§ Exercise goal
Output the entries verbatim, including every line.

§ Raw data
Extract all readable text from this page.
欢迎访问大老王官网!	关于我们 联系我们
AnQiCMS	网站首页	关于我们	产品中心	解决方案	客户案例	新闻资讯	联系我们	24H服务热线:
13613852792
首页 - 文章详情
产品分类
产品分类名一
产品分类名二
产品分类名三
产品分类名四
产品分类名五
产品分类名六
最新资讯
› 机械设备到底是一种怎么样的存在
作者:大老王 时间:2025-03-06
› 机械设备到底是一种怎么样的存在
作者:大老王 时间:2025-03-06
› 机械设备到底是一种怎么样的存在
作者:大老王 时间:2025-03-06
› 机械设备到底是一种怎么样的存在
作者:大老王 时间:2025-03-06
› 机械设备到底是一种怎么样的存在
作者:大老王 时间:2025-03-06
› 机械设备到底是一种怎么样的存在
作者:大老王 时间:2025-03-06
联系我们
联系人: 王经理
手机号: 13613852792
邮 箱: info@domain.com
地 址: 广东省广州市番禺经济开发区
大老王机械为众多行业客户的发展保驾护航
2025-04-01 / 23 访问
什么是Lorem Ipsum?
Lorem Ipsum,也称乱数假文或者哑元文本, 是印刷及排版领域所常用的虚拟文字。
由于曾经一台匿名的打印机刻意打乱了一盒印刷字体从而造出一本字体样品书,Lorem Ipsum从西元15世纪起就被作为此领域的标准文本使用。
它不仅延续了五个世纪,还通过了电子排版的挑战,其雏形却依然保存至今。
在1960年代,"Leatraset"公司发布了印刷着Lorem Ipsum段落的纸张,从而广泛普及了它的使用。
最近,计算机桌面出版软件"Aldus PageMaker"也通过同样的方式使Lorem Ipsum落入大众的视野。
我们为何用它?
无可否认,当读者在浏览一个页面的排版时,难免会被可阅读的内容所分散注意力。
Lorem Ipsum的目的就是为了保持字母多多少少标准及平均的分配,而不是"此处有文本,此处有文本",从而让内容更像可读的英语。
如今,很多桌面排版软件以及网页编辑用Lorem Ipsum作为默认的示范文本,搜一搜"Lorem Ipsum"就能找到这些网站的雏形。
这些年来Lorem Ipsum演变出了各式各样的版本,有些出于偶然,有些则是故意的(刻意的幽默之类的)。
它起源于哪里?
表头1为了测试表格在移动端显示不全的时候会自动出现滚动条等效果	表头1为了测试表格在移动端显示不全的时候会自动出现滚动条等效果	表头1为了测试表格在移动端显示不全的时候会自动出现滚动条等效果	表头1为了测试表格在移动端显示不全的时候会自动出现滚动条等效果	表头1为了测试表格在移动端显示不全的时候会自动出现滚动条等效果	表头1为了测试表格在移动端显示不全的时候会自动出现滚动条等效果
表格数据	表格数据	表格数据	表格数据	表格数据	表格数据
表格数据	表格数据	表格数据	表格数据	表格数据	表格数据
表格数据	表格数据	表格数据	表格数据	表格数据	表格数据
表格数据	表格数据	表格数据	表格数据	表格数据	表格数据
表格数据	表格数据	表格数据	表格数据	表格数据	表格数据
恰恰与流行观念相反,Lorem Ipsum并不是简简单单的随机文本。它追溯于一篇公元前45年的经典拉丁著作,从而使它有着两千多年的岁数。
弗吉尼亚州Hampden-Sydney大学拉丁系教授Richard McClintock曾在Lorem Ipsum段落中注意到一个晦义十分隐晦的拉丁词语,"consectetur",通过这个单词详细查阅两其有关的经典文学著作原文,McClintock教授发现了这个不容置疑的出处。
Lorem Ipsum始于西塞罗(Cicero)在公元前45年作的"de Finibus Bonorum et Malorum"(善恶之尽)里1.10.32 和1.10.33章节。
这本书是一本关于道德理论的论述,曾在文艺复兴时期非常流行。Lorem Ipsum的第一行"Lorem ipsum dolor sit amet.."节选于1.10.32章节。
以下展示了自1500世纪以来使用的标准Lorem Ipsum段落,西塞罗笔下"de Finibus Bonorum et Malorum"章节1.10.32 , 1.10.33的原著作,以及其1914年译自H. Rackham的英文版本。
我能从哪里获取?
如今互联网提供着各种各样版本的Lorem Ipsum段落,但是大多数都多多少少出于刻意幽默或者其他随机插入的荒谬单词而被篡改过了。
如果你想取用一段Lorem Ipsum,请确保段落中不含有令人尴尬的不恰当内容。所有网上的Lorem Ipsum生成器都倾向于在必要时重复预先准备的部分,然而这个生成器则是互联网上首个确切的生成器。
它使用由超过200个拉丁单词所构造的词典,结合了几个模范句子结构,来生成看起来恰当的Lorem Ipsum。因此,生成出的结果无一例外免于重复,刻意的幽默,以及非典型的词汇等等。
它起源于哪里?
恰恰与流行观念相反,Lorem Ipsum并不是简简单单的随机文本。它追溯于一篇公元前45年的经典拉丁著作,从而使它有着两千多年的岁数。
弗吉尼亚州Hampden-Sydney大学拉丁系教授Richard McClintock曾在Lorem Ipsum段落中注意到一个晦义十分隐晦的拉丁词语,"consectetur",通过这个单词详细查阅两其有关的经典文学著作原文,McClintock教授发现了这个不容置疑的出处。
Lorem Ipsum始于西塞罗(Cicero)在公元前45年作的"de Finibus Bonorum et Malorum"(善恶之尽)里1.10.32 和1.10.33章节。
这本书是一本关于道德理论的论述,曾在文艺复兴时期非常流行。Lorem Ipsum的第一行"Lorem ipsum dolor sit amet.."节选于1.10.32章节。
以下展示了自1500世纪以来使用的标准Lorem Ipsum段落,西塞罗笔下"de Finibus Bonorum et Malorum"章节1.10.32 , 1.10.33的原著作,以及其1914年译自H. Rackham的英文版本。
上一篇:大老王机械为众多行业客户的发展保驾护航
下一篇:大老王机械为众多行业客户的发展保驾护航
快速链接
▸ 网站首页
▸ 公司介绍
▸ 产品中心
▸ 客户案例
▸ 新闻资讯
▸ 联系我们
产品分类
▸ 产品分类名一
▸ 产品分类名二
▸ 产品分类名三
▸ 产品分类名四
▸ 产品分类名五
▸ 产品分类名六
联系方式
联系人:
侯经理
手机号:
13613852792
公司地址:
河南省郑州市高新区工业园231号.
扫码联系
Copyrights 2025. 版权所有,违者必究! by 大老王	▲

§ The answer
Extract all readable text from this page.
欢迎访问大老王官网!	关于我们 联系我们
AnQiCMS	网站首页	关于我们	产品中心	解决方案	客户案例	新闻资讯	联系我们	24H服务热线:
13613852792
首页 - 文章详情
产品分类
产品分类名一
产品分类名二
产品分类名三
产品分类名四
产品分类名五
产品分类名六
最新资讯
› 机械设备到底是一种怎么样的存在
作者:大老王 时间:2025-03-06
› 机械设备到底是一种怎么样的存在
作者:大老王 时间:2025-03-06
› 机械设备到底是一种怎么样的存在
作者:大老王 时间:2025-03-06
› 机械设备到底是一种怎么样的存在
作者:大老王 时间:2025-03-06
› 机械设备到底是一种怎么样的存在
作者:大老王 时间:2025-03-06
› 机械设备到底是一种怎么样的存在
作者:大老王 时间:2025-03-06
联系我们
联系人: 王经理
手机号: 13613852792
邮 箱: info@domain.com
地 址: 广东省广州市番禺经济开发区
大老王机械为众多行业客户的发展保驾护航
2025-04-01 / 23 访问
什么是Lorem Ipsum?
Lorem Ipsum,也称乱数假文或者哑元文本, 是印刷及排版领域所常用的虚拟文字。
由于曾经一台匿名的打印机刻意打乱了一盒印刷字体从而造出一本字体样品书,Lorem Ipsum从西元15世纪起就被作为此领域的标准文本使用。
它不仅延续了五个世纪,还通过了电子排版的挑战,其雏形却依然保存至今。
在1960年代,"Leatraset"公司发布了印刷着Lorem Ipsum段落的纸张,从而广泛普及了它的使用。
最近,计算机桌面出版软件"Aldus PageMaker"也通过同样的方式使Lorem Ipsum落入大众的视野。
我们为何用它?
无可否认,当读者在浏览一个页面的排版时,难免会被可阅读的内容所分散注意力。
Lorem Ipsum的目的就是为了保持字母多多少少标准及平均的分配,而不是"此处有文本,此处有文本",从而让内容更像可读的英语。
如今,很多桌面排版软件以及网页编辑用Lorem Ipsum作为默认的示范文本,搜一搜"Lorem Ipsum"就能找到这些网站的雏形。
这些年来Lorem Ipsum演变出了各式各样的版本,有些出于偶然,有些则是故意的(刻意的幽默之类的)。
它起源于哪里?
表头1为了测试表格在移动端显示不全的时候会自动出现滚动条等效果	表头1为了测试表格在移动端显示不全的时候会自动出现滚动条等效果	表头1为了测试表格在移动端显示不全的时候会自动出现滚动条等效果	表头1为了测试表格在移动端显示不全的时候会自动出现滚动条等效果	表头1为了测试表格在移动端显示不全的时候会自动出现滚动条等效果	表头1为了测试表格在移动端显示不全的时候会自动出现滚动条等效果
表格数据	表格数据	表格数据	表格数据	表格数据	表格数据
表格数据	表格数据	表格数据	表格数据	表格数据	表格数据
表格数据	表格数据	表格数据	表格数据	表格数据	表格数据
表格数据	表格数据	表格数据	表格数据	表格数据	表格数据
表格数据	表格数据	表格数据	表格数据	表格数据	表格数据
恰恰与流行观念相反,Lorem Ipsum并不是简简单单的随机文本。它追溯于一篇公元前45年的经典拉丁著作,从而使它有着两千多年的岁数。
弗吉尼亚州Hampden-Sydney大学拉丁系教授Richard McClintock曾在Lorem Ipsum段落中注意到一个晦义十分隐晦的拉丁词语,"consectetur",通过这个单词详细查阅两其有关的经典文学著作原文,McClintock教授发现了这个不容置疑的出处。
Lorem Ipsum始于西塞罗(Cicero)在公元前45年作的"de Finibus Bonorum et Malorum"(善恶之尽)里1.10.32 和1.10.33章节。
这本书是一本关于道德理论的论述,曾在文艺复兴时期非常流行。Lorem Ipsum的第一行"Lorem ipsum dolor sit amet.."节选于1.10.32章节。
以下展示了自1500世纪以来使用的标准Lorem Ipsum段落,西塞罗笔下"de Finibus Bonorum et Malorum"章节1.10.32 , 1.10.33的原著作,以及其1914年译自H. Rackham的英文版本。
我能从哪里获取?
如今互联网提供着各种各样版本的Lorem Ipsum段落,但是大多数都多多少少出于刻意幽默或者其他随机插入的荒谬单词而被篡改过了。
如果你想取用一段Lorem Ipsum,请确保段落中不含有令人尴尬的不恰当内容。所有网上的Lorem Ipsum生成器都倾向于在必要时重复预先准备的部分,然而这个生成器则是互联网上首个确切的生成器。
它使用由超过200个拉丁单词所构造的词典,结合了几个模范句子结构,来生成看起来恰当的Lorem Ipsum。因此,生成出的结果无一例外免于重复,刻意的幽默,以及非典型的词汇等等。
它起源于哪里?
恰恰与流行观念相反,Lorem Ipsum并不是简简单单的随机文本。它追溯于一篇公元前45年的经典拉丁著作,从而使它有着两千多年的岁数。
弗吉尼亚州Hampden-Sydney大学拉丁系教授Richard McClintock曾在Lorem Ipsum段落中注意到一个晦义十分隐晦的拉丁词语,"consectetur",通过这个单词详细查阅两其有关的经典文学著作原文,McClintock教授发现了这个不容置疑的出处。
Lorem Ipsum始于西塞罗(Cicero)在公元前45年作的"de Finibus Bonorum et Malorum"(善恶之尽)里1.10.32 和1.10.33章节。
这本书是一本关于道德理论的论述,曾在文艺复兴时期非常流行。Lorem Ipsum的第一行"Lorem ipsum dolor sit amet.."节选于1.10.32章节。
以下展示了自1500世纪以来使用的标准Lorem Ipsum段落,西塞罗笔下"de Finibus Bonorum et Malorum"章节1.10.32 , 1.10.33的原著作,以及其1914年译自H. Rackham的英文版本。
上一篇:大老王机械为众多行业客户的发展保驾护航
下一篇:大老王机械为众多行业客户的发展保驾护航
快速链接
▸ 网站首页
▸ 公司介绍
▸ 产品中心
▸ 客户案例
▸ 新闻资讯
▸ 联系我们
产品分类
▸ 产品分类名一
▸ 产品分类名二
▸ 产品分类名三
▸ 产品分类名四
▸ 产品分类名五
▸ 产品分类名六
联系方式
联系人:
侯经理
手机号:
13613852792
公司地址:
河南省郑州市高新区工业园231号.
扫码联系
Copyrights 2025. 版权所有,违者必究! by 大老王	▲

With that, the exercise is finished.